▶ WHAT YOU WILL DO
Make an exact copy of the records, dropping all pictures.

[Start DATASET EXTRACT]

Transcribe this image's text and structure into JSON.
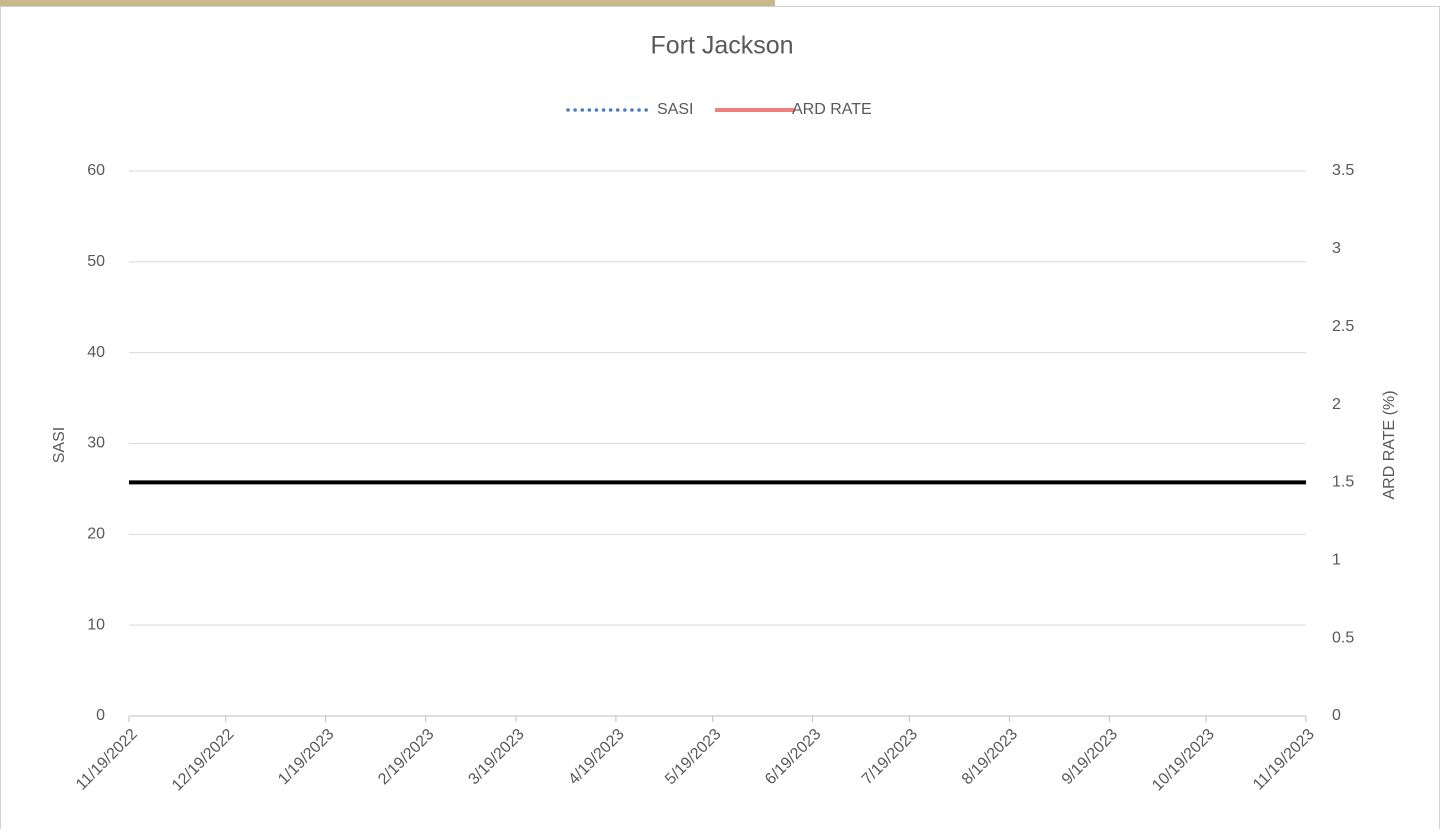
{
  "chart_data": {
    "type": "line",
    "title": "Fort Jackson",
    "x": [
      "11/19/2022",
      "12/19/2022",
      "1/19/2023",
      "2/19/2023",
      "3/19/2023",
      "4/19/2023",
      "5/19/2023",
      "6/19/2023",
      "7/19/2023",
      "8/19/2023",
      "9/19/2023",
      "10/19/2023",
      "11/19/2023"
    ],
    "xlim": [
      "11/19/2022",
      "11/19/2023"
    ],
    "series": [
      {
        "name": "SASI",
        "color": "#4a7ebb",
        "style": "dotted",
        "values": [
          null,
          null,
          null,
          null,
          null,
          null,
          null,
          null,
          null,
          null,
          null,
          null,
          null
        ]
      },
      {
        "name": "ARD RATE",
        "color": "#f08080",
        "style": "solid",
        "axis": "y2",
        "values": [
          null,
          null,
          null,
          null,
          null,
          null,
          null,
          null,
          null,
          null,
          null,
          null,
          null
        ]
      }
    ],
    "reference_line": {
      "value": 1.5,
      "axis": "y2",
      "color": "#000000"
    },
    "y_label": "SASI",
    "y2_label": "ARD RATE (%)",
    "ylim": [
      0,
      60
    ],
    "yticks": [
      0,
      10,
      20,
      30,
      40,
      50,
      60
    ],
    "y2lim": [
      0,
      3.5
    ],
    "y2ticks": [
      0,
      0.5,
      1,
      1.5,
      2,
      2.5,
      3,
      3.5
    ],
    "grid": true,
    "legend": "top"
  }
}
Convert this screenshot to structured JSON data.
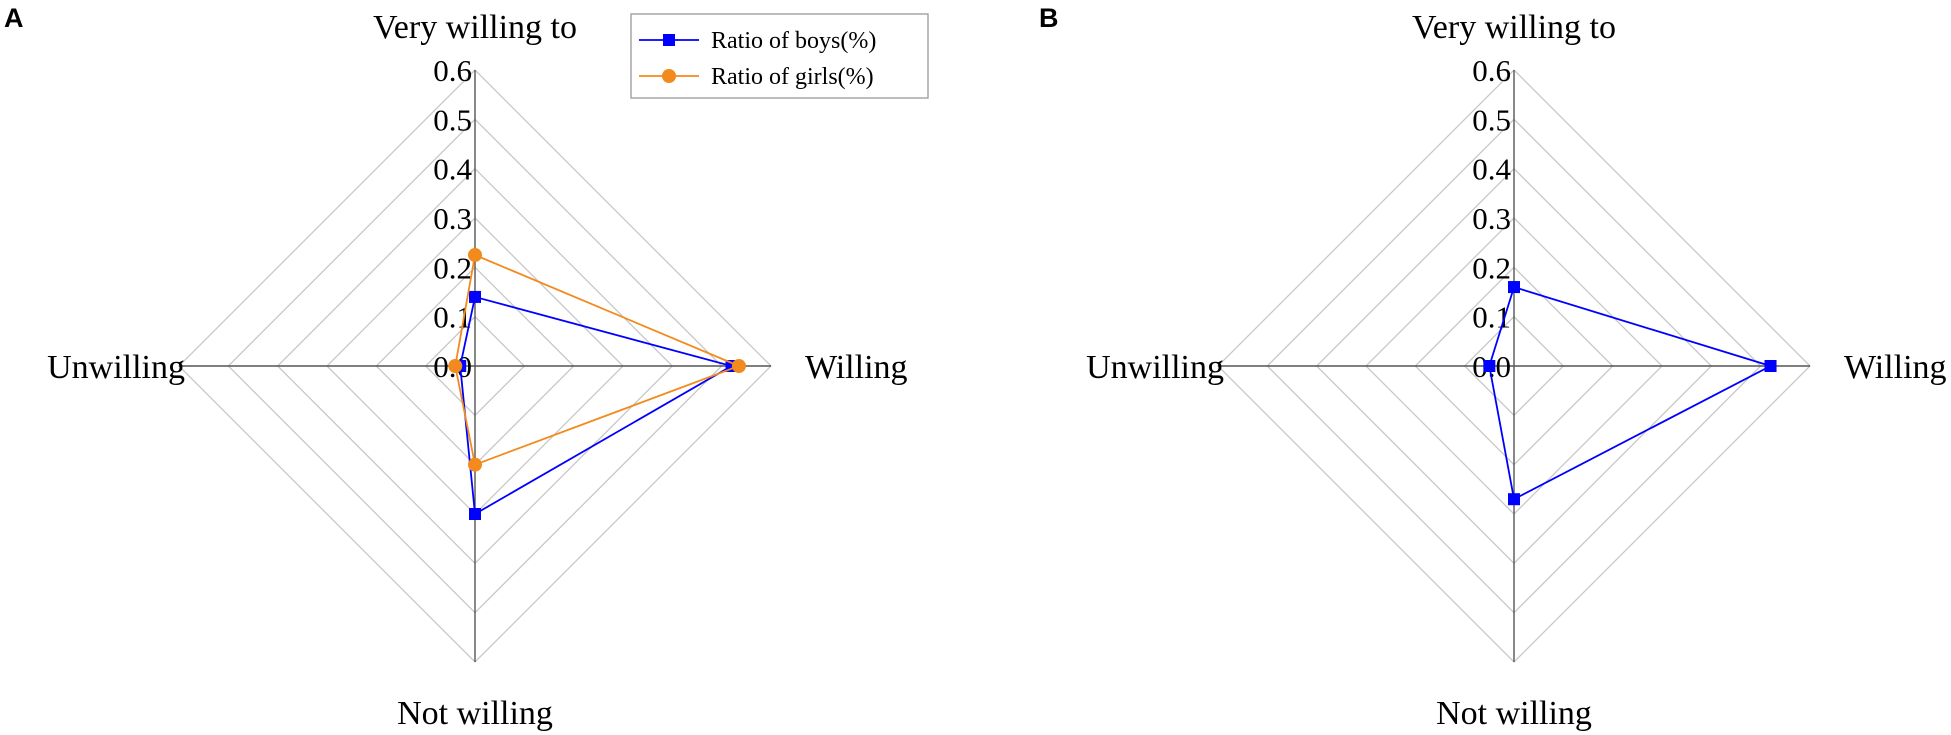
{
  "chart_data": [
    {
      "panel": "A",
      "type": "radar",
      "axes": [
        "Very willing to",
        "Willing",
        "Not willing",
        "Unwilling"
      ],
      "rmax": 0.6,
      "ticks": [
        "0.0",
        "0.1",
        "0.2",
        "0.3",
        "0.4",
        "0.5",
        "0.6"
      ],
      "legend": {
        "placement": "top-right"
      },
      "series": [
        {
          "name": "Ratio of boys(%)",
          "color": "#0000ff",
          "marker": "square",
          "values": [
            0.14,
            0.52,
            0.3,
            0.03
          ]
        },
        {
          "name": "Ratio of girls(%)",
          "color": "#f28a1d",
          "marker": "circle",
          "values": [
            0.225,
            0.535,
            0.2,
            0.04
          ]
        }
      ]
    },
    {
      "panel": "B",
      "type": "radar",
      "axes": [
        "Very willing to",
        "Willing",
        "Not willing",
        "Unwilling"
      ],
      "rmax": 0.6,
      "ticks": [
        "0.0",
        "0.1",
        "0.2",
        "0.3",
        "0.4",
        "0.5",
        "0.6"
      ],
      "series": [
        {
          "color": "#0000ff",
          "marker": "square",
          "values": [
            0.16,
            0.52,
            0.27,
            0.05
          ]
        }
      ]
    }
  ]
}
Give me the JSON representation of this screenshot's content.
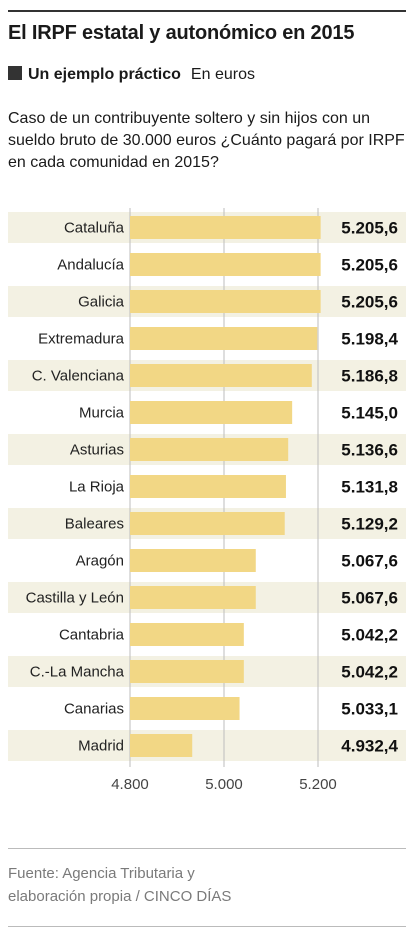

[End DATASET EXTRACT]

▶ ANSWER TO THE EXERCISE
Transcribe this image's text and structure into JSON.
{
  "chart_data": {
    "type": "line",
    "title": "Fort Jackson",
    "x": [
      "11/19/2022",
      "12/19/2022",
      "1/19/2023",
      "2/19/2023",
      "3/19/2023",
      "4/19/2023",
      "5/19/2023",
      "6/19/2023",
      "7/19/2023",
      "8/19/2023",
      "9/19/2023",
      "10/19/2023",
      "11/19/2023"
    ],
    "xlim": [
      "11/19/2022",
      "11/19/2023"
    ],
    "series": [
      {
        "name": "SASI",
        "color": "#4a7ebb",
        "style": "dotted",
        "values": [
          null,
          null,
          null,
          null,
          null,
          null,
          null,
          null,
          null,
          null,
          null,
          null,
          null
        ]
      },
      {
        "name": "ARD RATE",
        "color": "#f08080",
        "style": "solid",
        "axis": "y2",
        "values": [
          null,
          null,
          null,
          null,
          null,
          null,
          null,
          null,
          null,
          null,
          null,
          null,
          null
        ]
      }
    ],
    "reference_line": {
      "value": 1.5,
      "axis": "y2",
      "color": "#000000"
    },
    "y_label": "SASI",
    "y2_label": "ARD RATE (%)",
    "ylim": [
      0,
      60
    ],
    "yticks": [
      0,
      10,
      20,
      30,
      40,
      50,
      60
    ],
    "y2lim": [
      0,
      3.5
    ],
    "y2ticks": [
      0,
      0.5,
      1,
      1.5,
      2,
      2.5,
      3,
      3.5
    ],
    "grid": true,
    "legend": "top"
  }
}
Convert this screenshot to structured JSON data.
{
  "chart_data": [
    {
      "panel": "A",
      "type": "radar",
      "axes": [
        "Very willing to",
        "Willing",
        "Not willing",
        "Unwilling"
      ],
      "rmax": 0.6,
      "ticks": [
        "0.0",
        "0.1",
        "0.2",
        "0.3",
        "0.4",
        "0.5",
        "0.6"
      ],
      "legend": {
        "placement": "top-right"
      },
      "series": [
        {
          "name": "Ratio of boys(%)",
          "color": "#0000ff",
          "marker": "square",
          "values": [
            0.14,
            0.52,
            0.3,
            0.03
          ]
        },
        {
          "name": "Ratio of girls(%)",
          "color": "#f28a1d",
          "marker": "circle",
          "values": [
            0.225,
            0.535,
            0.2,
            0.04
          ]
        }
      ]
    },
    {
      "panel": "B",
      "type": "radar",
      "axes": [
        "Very willing to",
        "Willing",
        "Not willing",
        "Unwilling"
      ],
      "rmax": 0.6,
      "ticks": [
        "0.0",
        "0.1",
        "0.2",
        "0.3",
        "0.4",
        "0.5",
        "0.6"
      ],
      "series": [
        {
          "color": "#0000ff",
          "marker": "square",
          "values": [
            0.16,
            0.52,
            0.27,
            0.05
          ]
        }
      ]
    }
  ]
}
Give me the JSON representation of this screenshot's content.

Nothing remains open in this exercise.